Collected data:
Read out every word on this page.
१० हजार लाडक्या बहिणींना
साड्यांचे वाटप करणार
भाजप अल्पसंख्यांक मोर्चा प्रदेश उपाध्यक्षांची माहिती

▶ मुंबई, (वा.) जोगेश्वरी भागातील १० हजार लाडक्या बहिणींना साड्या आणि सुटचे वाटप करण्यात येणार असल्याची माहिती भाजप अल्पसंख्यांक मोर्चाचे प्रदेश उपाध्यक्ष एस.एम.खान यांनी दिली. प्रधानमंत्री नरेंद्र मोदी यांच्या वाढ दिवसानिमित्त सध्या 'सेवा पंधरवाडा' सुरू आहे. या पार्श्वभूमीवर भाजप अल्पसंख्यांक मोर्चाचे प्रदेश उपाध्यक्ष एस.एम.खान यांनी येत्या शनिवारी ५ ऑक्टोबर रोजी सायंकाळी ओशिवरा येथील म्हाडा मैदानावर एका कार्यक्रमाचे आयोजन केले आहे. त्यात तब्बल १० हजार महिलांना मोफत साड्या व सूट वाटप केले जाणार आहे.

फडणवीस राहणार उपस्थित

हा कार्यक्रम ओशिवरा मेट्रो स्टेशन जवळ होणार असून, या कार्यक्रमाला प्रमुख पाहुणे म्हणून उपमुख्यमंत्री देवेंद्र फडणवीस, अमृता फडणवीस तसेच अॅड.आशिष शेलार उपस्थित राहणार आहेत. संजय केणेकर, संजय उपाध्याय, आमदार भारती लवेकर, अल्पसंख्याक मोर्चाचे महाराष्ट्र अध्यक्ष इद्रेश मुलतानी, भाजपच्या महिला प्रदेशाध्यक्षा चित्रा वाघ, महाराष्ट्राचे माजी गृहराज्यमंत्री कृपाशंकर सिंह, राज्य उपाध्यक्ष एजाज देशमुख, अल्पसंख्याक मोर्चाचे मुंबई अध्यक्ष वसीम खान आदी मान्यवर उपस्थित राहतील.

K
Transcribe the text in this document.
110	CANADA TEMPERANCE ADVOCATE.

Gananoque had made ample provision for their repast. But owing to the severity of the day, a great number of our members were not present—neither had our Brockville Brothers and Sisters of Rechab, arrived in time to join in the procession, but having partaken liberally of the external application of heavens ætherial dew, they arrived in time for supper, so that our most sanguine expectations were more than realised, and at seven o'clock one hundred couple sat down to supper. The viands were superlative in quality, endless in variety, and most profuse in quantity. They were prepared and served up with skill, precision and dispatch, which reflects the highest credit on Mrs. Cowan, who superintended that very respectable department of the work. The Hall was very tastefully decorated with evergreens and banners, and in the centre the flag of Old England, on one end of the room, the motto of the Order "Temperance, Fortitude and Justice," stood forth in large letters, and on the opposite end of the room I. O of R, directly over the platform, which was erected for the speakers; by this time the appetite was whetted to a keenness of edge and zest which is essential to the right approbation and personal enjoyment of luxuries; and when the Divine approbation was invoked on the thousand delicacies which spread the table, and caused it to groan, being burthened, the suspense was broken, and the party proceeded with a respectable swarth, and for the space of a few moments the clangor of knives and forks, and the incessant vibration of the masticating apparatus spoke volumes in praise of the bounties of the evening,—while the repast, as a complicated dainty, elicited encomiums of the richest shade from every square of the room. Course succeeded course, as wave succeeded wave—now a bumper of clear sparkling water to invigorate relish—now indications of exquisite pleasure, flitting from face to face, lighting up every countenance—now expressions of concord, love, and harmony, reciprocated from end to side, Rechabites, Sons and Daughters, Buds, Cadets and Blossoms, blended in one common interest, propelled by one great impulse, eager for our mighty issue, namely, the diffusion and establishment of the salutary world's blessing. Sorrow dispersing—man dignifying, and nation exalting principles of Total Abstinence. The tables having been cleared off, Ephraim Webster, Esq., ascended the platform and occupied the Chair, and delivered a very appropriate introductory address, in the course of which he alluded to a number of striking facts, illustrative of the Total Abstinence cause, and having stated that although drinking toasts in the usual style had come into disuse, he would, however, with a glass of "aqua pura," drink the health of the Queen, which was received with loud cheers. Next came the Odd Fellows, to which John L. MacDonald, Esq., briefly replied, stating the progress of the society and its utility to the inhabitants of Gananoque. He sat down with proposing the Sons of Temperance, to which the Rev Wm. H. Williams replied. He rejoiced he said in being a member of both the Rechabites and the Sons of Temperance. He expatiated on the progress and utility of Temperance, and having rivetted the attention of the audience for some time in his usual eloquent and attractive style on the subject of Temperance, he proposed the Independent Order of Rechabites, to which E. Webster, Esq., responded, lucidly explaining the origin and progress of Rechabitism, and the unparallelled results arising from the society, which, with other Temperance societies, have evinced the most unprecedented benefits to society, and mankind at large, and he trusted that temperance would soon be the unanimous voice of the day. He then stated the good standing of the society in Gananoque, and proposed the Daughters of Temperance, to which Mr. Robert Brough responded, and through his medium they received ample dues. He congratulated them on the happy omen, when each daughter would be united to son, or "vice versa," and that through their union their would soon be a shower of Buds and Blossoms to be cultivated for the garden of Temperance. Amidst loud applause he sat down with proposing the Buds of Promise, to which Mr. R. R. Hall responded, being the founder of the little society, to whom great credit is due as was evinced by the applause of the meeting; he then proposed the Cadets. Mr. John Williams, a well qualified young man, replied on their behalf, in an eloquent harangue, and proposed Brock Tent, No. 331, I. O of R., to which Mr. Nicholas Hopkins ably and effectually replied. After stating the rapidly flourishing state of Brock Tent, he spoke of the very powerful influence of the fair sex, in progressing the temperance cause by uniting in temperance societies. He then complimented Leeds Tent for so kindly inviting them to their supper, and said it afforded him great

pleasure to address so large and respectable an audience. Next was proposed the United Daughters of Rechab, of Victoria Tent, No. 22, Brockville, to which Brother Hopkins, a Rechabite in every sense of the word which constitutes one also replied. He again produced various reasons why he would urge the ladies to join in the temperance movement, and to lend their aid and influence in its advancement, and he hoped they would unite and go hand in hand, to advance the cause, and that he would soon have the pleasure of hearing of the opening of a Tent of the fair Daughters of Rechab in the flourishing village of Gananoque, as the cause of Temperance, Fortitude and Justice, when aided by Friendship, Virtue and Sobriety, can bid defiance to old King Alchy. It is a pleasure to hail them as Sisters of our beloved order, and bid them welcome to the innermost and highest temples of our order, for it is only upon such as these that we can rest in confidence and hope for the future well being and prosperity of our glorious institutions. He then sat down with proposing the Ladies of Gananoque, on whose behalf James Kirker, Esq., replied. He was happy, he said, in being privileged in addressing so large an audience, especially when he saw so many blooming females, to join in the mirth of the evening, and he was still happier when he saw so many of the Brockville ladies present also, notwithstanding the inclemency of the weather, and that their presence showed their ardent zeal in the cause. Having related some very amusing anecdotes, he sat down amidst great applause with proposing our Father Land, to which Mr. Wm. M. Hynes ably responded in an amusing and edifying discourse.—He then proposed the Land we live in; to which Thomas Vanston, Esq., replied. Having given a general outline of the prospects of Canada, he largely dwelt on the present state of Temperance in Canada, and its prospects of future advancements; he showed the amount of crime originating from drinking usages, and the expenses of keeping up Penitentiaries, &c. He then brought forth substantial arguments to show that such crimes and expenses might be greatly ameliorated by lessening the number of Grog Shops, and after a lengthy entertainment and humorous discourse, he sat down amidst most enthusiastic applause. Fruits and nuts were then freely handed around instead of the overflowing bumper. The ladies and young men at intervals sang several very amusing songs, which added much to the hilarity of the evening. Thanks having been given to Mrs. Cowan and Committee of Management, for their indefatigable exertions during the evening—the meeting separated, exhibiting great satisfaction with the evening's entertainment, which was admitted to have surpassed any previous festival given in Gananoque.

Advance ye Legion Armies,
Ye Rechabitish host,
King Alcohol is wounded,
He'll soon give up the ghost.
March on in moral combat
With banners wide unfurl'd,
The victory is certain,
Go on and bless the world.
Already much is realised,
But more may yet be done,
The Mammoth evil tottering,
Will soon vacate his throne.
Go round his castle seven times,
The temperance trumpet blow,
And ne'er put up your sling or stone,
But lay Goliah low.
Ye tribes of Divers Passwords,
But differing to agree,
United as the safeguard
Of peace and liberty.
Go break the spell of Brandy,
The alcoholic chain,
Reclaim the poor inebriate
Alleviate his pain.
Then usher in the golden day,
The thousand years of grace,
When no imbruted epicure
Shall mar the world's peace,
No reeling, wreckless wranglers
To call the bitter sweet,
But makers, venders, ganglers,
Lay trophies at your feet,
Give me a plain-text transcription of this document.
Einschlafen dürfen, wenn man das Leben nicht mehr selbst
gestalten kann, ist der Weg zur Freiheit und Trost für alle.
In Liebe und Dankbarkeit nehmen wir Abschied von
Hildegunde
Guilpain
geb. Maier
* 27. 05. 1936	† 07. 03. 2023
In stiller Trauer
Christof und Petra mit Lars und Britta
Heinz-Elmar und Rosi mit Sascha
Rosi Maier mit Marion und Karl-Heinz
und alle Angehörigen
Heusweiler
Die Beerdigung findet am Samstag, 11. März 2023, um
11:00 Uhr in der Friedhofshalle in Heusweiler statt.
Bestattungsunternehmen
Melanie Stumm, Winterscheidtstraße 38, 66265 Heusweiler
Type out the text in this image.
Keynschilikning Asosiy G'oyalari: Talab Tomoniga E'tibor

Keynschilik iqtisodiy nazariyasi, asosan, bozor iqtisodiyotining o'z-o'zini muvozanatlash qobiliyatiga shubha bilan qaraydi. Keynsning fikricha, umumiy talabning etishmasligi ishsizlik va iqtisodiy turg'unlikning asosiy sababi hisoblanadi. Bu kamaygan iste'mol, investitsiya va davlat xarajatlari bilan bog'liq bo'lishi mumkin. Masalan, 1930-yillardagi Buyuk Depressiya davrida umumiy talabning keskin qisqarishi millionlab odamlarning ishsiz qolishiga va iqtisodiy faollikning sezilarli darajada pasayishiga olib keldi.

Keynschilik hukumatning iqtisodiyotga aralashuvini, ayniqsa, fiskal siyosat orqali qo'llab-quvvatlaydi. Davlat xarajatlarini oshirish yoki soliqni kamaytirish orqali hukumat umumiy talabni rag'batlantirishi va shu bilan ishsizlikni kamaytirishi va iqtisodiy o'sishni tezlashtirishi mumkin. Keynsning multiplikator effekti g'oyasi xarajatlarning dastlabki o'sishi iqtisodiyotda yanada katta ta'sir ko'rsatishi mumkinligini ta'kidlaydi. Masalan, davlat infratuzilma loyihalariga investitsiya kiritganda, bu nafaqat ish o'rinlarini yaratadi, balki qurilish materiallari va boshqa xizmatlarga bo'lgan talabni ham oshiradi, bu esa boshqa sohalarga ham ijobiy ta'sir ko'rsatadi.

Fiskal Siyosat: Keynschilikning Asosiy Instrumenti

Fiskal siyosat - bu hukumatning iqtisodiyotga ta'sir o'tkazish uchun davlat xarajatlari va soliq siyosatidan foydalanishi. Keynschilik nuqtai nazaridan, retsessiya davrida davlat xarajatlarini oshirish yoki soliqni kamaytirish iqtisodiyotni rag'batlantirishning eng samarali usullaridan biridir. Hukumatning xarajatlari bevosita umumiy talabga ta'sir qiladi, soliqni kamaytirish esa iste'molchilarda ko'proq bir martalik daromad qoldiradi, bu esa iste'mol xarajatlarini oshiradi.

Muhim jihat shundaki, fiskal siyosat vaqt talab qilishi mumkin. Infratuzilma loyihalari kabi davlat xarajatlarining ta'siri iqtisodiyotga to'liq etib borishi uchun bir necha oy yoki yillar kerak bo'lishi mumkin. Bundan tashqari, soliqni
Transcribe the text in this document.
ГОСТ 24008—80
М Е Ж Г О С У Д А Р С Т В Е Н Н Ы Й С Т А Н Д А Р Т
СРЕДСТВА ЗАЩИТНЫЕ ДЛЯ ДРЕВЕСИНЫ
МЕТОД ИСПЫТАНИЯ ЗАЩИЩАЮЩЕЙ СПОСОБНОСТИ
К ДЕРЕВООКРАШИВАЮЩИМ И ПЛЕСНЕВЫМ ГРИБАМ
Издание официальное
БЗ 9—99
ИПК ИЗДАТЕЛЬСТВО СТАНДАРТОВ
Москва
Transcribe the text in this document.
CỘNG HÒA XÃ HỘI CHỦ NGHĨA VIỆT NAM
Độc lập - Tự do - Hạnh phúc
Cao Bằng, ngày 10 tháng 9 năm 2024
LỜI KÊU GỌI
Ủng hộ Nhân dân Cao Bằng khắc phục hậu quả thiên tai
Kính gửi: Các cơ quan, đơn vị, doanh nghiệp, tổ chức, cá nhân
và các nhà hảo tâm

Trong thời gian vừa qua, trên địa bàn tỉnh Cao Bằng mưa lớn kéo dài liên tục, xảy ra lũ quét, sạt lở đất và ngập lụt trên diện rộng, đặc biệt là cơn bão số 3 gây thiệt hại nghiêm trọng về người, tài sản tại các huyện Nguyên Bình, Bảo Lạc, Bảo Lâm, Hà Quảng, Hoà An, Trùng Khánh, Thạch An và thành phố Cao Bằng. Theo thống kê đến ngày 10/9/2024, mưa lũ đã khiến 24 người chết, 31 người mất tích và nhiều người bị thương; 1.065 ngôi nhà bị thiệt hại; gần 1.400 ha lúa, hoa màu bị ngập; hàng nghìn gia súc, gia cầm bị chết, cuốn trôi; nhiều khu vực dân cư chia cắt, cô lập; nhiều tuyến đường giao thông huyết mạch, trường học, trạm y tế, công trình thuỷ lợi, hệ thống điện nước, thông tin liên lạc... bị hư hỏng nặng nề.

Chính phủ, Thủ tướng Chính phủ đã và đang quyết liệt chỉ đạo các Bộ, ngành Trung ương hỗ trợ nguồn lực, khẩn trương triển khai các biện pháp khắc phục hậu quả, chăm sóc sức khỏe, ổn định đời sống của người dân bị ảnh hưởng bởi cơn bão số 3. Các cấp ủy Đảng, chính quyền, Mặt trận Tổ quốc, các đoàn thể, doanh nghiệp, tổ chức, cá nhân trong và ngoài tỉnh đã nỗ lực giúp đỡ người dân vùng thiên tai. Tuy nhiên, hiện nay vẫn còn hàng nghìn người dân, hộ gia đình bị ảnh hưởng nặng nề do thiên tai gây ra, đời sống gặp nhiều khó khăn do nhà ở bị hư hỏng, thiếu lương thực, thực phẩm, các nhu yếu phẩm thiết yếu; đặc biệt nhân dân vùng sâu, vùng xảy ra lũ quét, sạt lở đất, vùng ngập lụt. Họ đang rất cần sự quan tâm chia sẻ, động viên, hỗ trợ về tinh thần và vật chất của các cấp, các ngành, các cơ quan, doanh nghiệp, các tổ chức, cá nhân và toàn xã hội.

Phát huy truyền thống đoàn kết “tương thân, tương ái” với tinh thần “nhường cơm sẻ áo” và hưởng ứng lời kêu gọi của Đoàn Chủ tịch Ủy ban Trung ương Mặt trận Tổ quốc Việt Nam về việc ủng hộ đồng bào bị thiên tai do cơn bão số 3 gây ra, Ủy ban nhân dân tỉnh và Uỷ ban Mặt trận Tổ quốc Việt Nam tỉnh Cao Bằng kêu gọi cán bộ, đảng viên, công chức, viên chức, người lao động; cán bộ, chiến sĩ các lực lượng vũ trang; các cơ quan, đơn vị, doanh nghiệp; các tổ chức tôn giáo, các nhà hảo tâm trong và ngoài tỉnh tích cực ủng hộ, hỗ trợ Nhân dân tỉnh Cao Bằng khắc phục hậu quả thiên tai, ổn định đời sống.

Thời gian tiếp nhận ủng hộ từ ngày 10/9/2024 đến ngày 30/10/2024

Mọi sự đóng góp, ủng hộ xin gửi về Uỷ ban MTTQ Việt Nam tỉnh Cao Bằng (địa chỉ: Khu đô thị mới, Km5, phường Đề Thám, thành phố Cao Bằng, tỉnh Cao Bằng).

:: Written problem ::
Count how many lines of the data include the word "फडणव". Your reply should be that number alone.

:: Correct output ::
2